QUOTED PASSAGE —
══════

Ask the Pros: Write the Solution by Angela Grace

How do you solve a problem like world destruction?  Granted, it’s no easy task, but you are lesbian fiction writers, you can do it!

As a writer’s coach, during the past few months, I routinely hear from authors who are feeling depressed, despondent and anxious.  Since the November elections, for many writers, creativity has tanked, ambition and interest have faded and many pens have gone silent.  Some are feeling helpless and stunned because there are no fast or easy remedies for the ongoing deconstruction of our democracy.

The election has taken a toll on the nation and world. However, I cannot think of a better time for you to do what you do best.  Write!  I know, pens have fallen silent, but perhaps we can approach the writing drought from another angle.

An important first step for managing situational depression and anxiety, which can lead to writer’s drought, is digging deep within to understand what is really causing the feelings leading to the block.  Sometimes, we think we know what is bothering us, but upon deeper inspection, we discover it is something entirely different.  I am a firm believer that we need to both name the problem and describe how it is affecting us.  Then, we can set about solving the problem and releasing the thoughts and feelings that block imagination and creativity.

What if you decided to write a story based on the emotions you are feeling regarding the election?  Hit your emotions head on. If you are angry about some aspect of the political decisions being made, write a story that rectifies what you are angry about.  If you are depressed about a certain executive order that was signed, write a story that revokes it. If you are worried about lesbian rights, construct a story and create a hero that saves the day.  Lesbian fiction writers are problem solvers, so, at least, fictionally, solve the problem. It’s what you do!

As my wife and I brainstormed the idea of stalled authors writing their own story based on the current administration, we came up with a few ideas of our own.  If I were to write the story, it might be about Mel’s (Melania’s) girl friend.  I imagine she has a special friend she spends time with during those thankfully long interludes when he stays in DC. Mel’s girlfriend, CIA Agent, tall, dark, mysterious, clever and cunning shows up at his fancy pants golf resort, infiltrates a state dinner, discovers evidence of Russia/Trump collusion and creates hilarious mischief.  That story line makes me smile just thinking about it.

══════

DATA EXTRACT —
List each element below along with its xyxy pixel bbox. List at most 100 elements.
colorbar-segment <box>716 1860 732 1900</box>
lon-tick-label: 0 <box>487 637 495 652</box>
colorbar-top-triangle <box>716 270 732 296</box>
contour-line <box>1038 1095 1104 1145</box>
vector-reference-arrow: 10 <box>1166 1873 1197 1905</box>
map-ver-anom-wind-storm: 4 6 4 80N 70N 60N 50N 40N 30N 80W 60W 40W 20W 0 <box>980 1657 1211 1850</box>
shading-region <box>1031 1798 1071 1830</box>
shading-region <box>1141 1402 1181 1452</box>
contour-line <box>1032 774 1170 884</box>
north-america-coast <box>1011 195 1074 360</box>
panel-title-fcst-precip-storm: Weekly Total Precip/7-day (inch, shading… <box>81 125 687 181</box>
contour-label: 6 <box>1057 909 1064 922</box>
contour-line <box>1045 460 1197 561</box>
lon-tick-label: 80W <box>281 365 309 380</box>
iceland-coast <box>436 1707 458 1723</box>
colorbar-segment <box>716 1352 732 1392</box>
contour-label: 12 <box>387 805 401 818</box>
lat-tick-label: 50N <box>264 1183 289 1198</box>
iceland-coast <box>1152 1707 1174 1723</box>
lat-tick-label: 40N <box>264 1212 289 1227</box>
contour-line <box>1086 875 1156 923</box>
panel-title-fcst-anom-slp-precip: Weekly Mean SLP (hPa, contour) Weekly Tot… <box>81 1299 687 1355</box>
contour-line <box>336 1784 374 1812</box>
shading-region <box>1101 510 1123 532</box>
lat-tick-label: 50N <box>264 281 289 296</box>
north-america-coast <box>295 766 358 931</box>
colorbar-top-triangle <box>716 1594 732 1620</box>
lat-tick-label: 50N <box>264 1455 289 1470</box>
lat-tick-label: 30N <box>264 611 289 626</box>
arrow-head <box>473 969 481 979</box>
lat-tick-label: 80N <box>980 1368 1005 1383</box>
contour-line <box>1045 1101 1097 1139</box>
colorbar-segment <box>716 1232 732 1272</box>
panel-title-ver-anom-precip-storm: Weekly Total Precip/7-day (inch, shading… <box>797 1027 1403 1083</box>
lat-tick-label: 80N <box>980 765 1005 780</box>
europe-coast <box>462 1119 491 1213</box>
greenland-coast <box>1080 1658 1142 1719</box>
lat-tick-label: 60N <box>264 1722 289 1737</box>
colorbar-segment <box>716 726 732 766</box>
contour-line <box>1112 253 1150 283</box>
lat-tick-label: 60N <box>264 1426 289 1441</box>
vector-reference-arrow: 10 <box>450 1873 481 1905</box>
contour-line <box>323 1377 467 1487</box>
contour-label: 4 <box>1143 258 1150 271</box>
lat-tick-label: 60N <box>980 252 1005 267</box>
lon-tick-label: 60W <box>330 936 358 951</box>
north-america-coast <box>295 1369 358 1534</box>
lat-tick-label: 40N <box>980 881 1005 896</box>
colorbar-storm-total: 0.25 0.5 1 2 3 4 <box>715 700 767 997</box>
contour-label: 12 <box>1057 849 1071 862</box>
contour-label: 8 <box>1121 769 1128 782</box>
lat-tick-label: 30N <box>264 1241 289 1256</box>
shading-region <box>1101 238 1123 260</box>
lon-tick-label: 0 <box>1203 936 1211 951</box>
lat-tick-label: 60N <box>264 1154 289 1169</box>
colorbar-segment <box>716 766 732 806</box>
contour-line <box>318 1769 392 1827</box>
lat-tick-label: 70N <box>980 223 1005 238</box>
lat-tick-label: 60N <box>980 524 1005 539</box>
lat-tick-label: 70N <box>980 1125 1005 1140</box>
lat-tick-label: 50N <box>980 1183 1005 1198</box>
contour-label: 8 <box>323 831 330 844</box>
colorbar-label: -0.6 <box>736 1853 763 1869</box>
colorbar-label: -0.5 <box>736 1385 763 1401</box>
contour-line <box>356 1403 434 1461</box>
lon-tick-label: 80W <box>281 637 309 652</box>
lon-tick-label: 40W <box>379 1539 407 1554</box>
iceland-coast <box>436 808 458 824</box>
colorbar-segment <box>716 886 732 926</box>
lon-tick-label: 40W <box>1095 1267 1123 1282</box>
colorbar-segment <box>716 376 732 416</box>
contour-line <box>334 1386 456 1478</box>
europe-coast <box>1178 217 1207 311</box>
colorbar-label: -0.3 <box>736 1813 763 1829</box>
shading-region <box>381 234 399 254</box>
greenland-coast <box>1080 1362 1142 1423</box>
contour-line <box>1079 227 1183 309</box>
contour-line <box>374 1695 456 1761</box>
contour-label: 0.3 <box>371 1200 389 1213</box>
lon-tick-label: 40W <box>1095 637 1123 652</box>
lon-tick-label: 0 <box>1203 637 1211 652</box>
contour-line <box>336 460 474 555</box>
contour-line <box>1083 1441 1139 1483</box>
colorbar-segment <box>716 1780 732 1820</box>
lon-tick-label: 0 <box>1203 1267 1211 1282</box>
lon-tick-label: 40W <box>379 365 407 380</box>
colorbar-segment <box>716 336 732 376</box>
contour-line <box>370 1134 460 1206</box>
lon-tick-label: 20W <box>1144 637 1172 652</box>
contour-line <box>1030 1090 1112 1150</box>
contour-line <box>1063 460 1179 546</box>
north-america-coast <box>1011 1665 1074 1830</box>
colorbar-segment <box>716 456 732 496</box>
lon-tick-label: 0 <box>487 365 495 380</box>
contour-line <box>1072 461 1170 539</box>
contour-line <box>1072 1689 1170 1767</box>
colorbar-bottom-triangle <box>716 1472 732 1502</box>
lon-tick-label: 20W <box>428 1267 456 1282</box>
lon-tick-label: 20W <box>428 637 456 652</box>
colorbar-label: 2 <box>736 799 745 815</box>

══════

EXERCISE INSTRUCTIONS —
1. Answer these questions from the writing-advice column:
(a) According to the column, since what event has creativity tanked for many writers?
(b) What does the column name as an important first step for managing situational depression and anxiety?
(c) In the story idea, what is the occupation of Mel's girlfriend?
2. Reproduce the writing-advice column from "The election has" up to and including "imagination and creativity.".
3. Proceed with the writing-advice column from the point where it stops.
The material is separate from the writing-advice column.

ANSWERS TO THE PROBLEMS —
1.
(a) The November elections.
(b) Digging deep within to understand what is really causing the feelings leading to the block.
(c) She is a CIA Agent.

2.
The election has taken a toll on the nation and world. However, I cannot think of a better time for you to do what you do best.  Write!  I know, pens have fallen silent, but perhaps we can approach the writing drought from another angle.

An important first step for managing situational depression and anxiety, which can lead to writer’s drought, is digging deep within to understand what is really causing the feelings leading to the block.  Sometimes, we think we know what is bothering us, but upon deeper inspection, we discover it is something entirely different.  I am a firm believer that we need to both name the problem and describe how it is affecting us.  Then, we can set about solving the problem and releasing the thoughts and feelings that block imagination and creativity.

3.
What’s your conflict and what is your story?  I’d like to read it!  Can we do that?  I am inviting all authors to write a short story about their issues with the current administration and solve the conflict.  There are no rules, except that I need your story by Monday May 1, 2017.  I’ll use my May Women and Words blog spot to post a story or two.  I know this isn’t your paid gig, but it’s a way to jump start your brain by reflecting on what is upsetting you and thinking through solutions by using your own words.

You may submit your story to  In order to weed out spam, please put the name Jove in the subject line. 

Angela Grace
Optimized Life Coaching



  1. Truly appreciate your post about the stunned state of mind so many writers and other creatives have been experiencing in the election and now inaugural aftermath. It took me until March to discard the ideas I’d come up with to creatively express my ongoing sense of sadness, shock and confusion. I’m up to Chapter 4 now on a new online episodic series featuring a brain surgeon/neurologist who, from her research center in northern Virginia, watches the news and sees the President-elect’s erratic behaviors as dangerous symptoms of psychosis. Certain he’s mentally deranged, she pursues leads that first entangle into an encounter with a team in black suits, so to speak, and later a sexy journalist, ready for action.

    Putting my political grievances into the hands of my characters and giving them the wits and tools to solve their quests has certainly brightened my mood!

    Thank you for this post. I found you blog recently via my wordpress reader and your postings are always smart and well done.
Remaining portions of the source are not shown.